→ What you should do: Would you quote every entry exactly, dropping only the pictures?

• • • • • • •

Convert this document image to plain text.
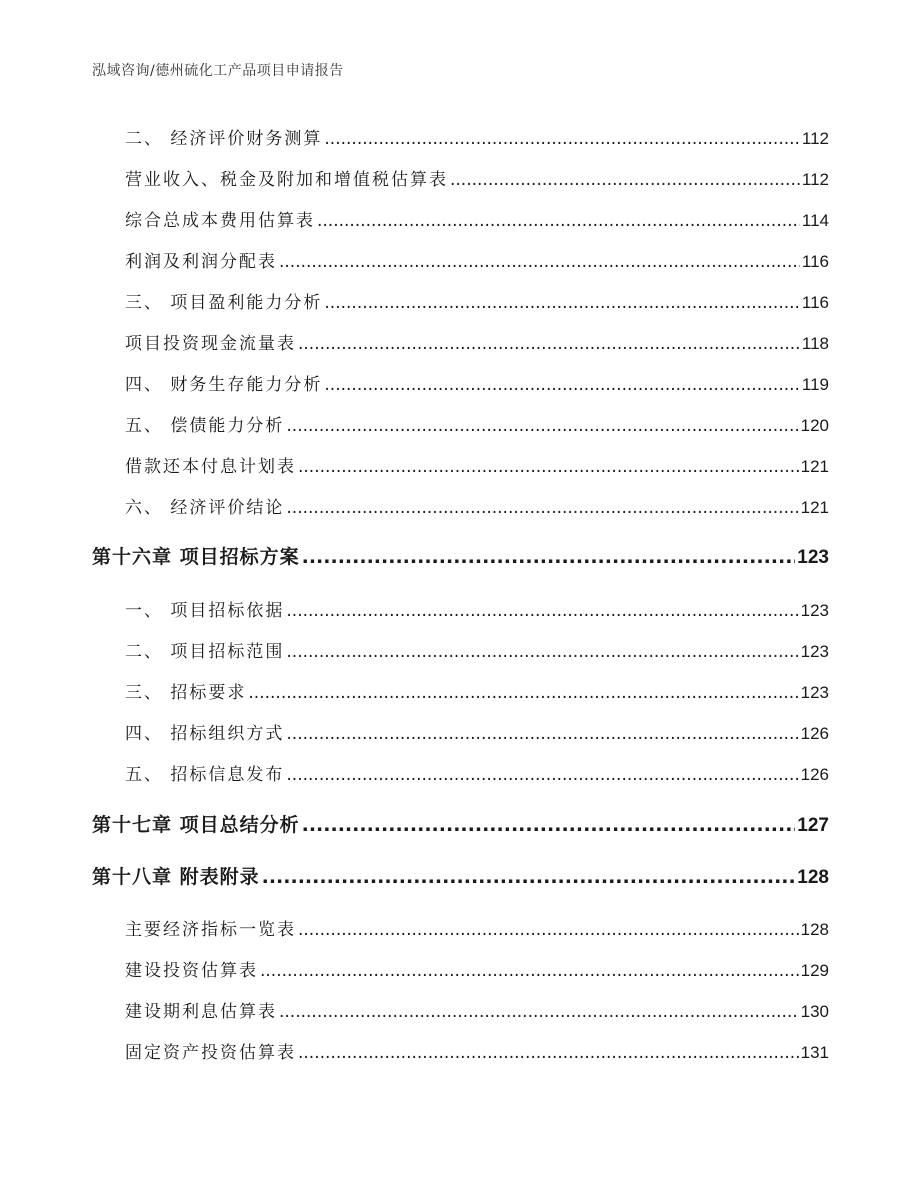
泓域咨询/德州硫化工产品项目申请报告
二、 经济评价财务测算 .....	112
营业收入、税金及附加和增值税估算表 .....	112
综合总成本费用估算表 .....	114
利润及利润分配表 .....	116
三、 项目盈利能力分析 .....	116
项目投资现金流量表 .....	118
四、 财务生存能力分析 .....	119
五、 偿债能力分析 .....	120
借款还本付息计划表 .....	121
六、 经济评价结论 .....	121
第十六章 项目招标方案 .....	123
一、 项目招标依据 .....	123
二、 项目招标范围 .....	123
三、 招标要求 .....	123
四、 招标组织方式 .....	126
五、 招标信息发布 .....	126
第十七章 项目总结分析 .....	127
第十八章 附表附录 .....	128
主要经济指标一览表 .....	128
建设投资估算表 .....	129
建设期利息估算表 .....	130
固定资产投资估算表 .....	131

• • • • • • •

→ The result:
Convert this document image to plain text.
泓域咨询/德州硫化工产品项目申请报告
二、 经济评价财务测算 .....	112
营业收入、税金及附加和增值税估算表 .....	112
综合总成本费用估算表 .....	114
利润及利润分配表 .....	116
三、 项目盈利能力分析 .....	116
项目投资现金流量表 .....	118
四、 财务生存能力分析 .....	119
五、 偿债能力分析 .....	120
借款还本付息计划表 .....	121
六、 经济评价结论 .....	121
第十六章 项目招标方案 .....	123
一、 项目招标依据 .....	123
二、 项目招标范围 .....	123
三、 招标要求 .....	123
四、 招标组织方式 .....	126
五、 招标信息发布 .....	126
第十七章 项目总结分析 .....	127
第十八章 附表附录 .....	128
主要经济指标一览表 .....	128
建设投资估算表 .....	129
建设期利息估算表 .....	130
固定资产投资估算表 .....	131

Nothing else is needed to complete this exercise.